───── Records for this exercise ─────
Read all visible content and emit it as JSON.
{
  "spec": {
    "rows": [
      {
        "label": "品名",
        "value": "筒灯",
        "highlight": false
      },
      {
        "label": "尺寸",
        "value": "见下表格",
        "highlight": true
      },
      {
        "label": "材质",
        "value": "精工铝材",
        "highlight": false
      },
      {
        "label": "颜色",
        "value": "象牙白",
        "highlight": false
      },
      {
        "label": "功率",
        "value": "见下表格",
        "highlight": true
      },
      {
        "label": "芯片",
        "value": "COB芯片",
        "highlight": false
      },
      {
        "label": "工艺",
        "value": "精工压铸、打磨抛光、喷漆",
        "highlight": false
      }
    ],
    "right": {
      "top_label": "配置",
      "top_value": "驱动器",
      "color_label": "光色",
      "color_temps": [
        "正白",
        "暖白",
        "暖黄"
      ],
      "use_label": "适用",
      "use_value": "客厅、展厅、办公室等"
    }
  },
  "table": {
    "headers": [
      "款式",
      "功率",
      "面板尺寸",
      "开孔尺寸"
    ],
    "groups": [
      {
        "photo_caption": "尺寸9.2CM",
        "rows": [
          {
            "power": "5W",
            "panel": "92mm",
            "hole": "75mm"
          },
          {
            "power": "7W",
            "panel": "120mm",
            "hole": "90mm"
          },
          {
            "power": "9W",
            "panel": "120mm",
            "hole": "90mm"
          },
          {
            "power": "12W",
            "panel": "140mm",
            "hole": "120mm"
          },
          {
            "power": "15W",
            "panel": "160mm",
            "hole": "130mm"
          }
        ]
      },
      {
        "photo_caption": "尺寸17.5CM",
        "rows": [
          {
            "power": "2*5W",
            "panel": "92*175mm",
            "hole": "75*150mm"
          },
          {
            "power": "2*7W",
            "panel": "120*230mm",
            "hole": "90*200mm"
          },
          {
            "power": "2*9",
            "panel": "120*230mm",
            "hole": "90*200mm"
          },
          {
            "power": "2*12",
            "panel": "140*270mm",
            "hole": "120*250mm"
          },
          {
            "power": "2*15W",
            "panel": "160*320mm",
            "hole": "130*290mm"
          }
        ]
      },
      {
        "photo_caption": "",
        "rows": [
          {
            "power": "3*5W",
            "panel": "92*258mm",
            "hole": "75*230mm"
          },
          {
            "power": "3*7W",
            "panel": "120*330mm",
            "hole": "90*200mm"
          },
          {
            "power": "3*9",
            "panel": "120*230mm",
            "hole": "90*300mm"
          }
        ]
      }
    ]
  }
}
─────
Write out all of the records above exactly as they appear.

Read all visible content and emit it as JSON.
{
  "spec": {
    "rows": [
      {
        "label": "品名",
        "value": "筒灯",
        "highlight": false
      },
      {
        "label": "尺寸",
        "value": "见下表格",
        "highlight": true
      },
      {
        "label": "材质",
        "value": "精工铝材",
        "highlight": false
      },
      {
        "label": "颜色",
        "value": "象牙白",
        "highlight": false
      },
      {
        "label": "功率",
        "value": "见下表格",
        "highlight": true
      },
      {
        "label": "芯片",
        "value": "COB芯片",
        "highlight": false
      },
      {
        "label": "工艺",
        "value": "精工压铸、打磨抛光、喷漆",
        "highlight": false
      }
    ],
    "right": {
      "top_label": "配置",
      "top_value": "驱动器",
      "color_label": "光色",
      "color_temps": [
        "正白",
        "暖白",
        "暖黄"
      ],
      "use_label": "适用",
      "use_value": "客厅、展厅、办公室等"
    }
  },
  "table": {
    "headers": [
      "款式",
      "功率",
      "面板尺寸",
      "开孔尺寸"
    ],
    "groups": [
      {
        "photo_caption": "尺寸9.2CM",
        "rows": [
          {
            "power": "5W",
            "panel": "92mm",
            "hole": "75mm"
          },
          {
            "power": "7W",
            "panel": "120mm",
            "hole": "90mm"
          },
          {
            "power": "9W",
            "panel": "120mm",
            "hole": "90mm"
          },
          {
            "power": "12W",
            "panel": "140mm",
            "hole": "120mm"
          },
          {
            "power": "15W",
            "panel": "160mm",
            "hole": "130mm"
          }
        ]
      },
      {
        "photo_caption": "尺寸17.5CM",
        "rows": [
          {
            "power": "2*5W",
            "panel": "92*175mm",
            "hole": "75*150mm"
          },
          {
            "power": "2*7W",
            "panel": "120*230mm",
            "hole": "90*200mm"
          },
          {
            "power": "2*9",
            "panel": "120*230mm",
            "hole": "90*200mm"
          },
          {
            "power": "2*12",
            "panel": "140*270mm",
            "hole": "120*250mm"
          },
          {
            "power": "2*15W",
            "panel": "160*320mm",
            "hole": "130*290mm"
          }
        ]
      },
      {
        "photo_caption": "",
        "rows": [
          {
            "power": "3*5W",
            "panel": "92*258mm",
            "hole": "75*230mm"
          },
          {
            "power": "3*7W",
            "panel": "120*330mm",
            "hole": "90*200mm"
          },
          {
            "power": "3*9",
            "panel": "120*230mm",
            "hole": "90*300mm"
          }
        ]
      }
    ]
  }
}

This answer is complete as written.